>>

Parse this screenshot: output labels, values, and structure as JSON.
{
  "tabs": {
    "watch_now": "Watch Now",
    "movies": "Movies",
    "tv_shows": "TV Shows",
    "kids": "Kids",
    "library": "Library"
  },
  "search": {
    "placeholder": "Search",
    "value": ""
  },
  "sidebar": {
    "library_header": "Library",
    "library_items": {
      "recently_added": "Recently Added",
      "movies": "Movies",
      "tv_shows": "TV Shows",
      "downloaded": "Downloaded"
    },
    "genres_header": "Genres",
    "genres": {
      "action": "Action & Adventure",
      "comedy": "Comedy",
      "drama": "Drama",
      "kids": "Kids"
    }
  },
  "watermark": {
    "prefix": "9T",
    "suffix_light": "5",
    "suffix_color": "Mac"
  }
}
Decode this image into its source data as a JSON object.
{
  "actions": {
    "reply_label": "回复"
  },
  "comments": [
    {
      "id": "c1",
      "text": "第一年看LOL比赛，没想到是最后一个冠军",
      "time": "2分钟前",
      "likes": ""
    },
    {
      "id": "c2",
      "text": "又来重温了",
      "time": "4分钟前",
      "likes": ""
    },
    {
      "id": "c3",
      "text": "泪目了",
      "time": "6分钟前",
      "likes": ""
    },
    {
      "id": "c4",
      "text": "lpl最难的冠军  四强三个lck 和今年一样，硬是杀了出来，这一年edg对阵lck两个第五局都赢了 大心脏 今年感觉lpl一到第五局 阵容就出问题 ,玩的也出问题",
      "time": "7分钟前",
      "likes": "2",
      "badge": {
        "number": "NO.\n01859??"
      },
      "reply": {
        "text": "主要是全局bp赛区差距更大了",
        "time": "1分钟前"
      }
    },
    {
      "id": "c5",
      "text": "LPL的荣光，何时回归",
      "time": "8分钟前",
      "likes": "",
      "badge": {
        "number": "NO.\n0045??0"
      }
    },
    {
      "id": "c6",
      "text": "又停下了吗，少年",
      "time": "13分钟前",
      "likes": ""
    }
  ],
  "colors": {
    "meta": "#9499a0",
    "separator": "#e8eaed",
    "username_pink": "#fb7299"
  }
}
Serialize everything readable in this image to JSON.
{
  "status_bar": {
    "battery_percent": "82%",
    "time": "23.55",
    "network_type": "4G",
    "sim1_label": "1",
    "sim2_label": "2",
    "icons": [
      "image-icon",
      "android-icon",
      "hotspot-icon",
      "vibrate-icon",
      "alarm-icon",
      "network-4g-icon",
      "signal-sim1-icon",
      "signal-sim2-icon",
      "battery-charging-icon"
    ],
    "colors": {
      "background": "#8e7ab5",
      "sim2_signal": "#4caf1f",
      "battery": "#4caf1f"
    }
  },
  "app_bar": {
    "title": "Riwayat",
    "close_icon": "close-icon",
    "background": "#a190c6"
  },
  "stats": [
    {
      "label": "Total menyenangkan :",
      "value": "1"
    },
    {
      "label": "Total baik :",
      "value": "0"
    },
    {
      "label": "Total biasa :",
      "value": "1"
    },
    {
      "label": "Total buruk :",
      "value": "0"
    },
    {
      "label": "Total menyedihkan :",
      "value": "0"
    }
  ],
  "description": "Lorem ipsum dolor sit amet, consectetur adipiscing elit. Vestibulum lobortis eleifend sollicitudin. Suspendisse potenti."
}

<<

- Directive: Select and copy every line from the records that includes the word "time".

- Correct output:
      "time": "2分钟前",
      "time": "4分钟前",
      "time": "6分钟前",
      "time": "7分钟前",
        "time": "1分钟前"
      "time": "8分钟前",
      "time": "13分钟前",
    "time": "23.55",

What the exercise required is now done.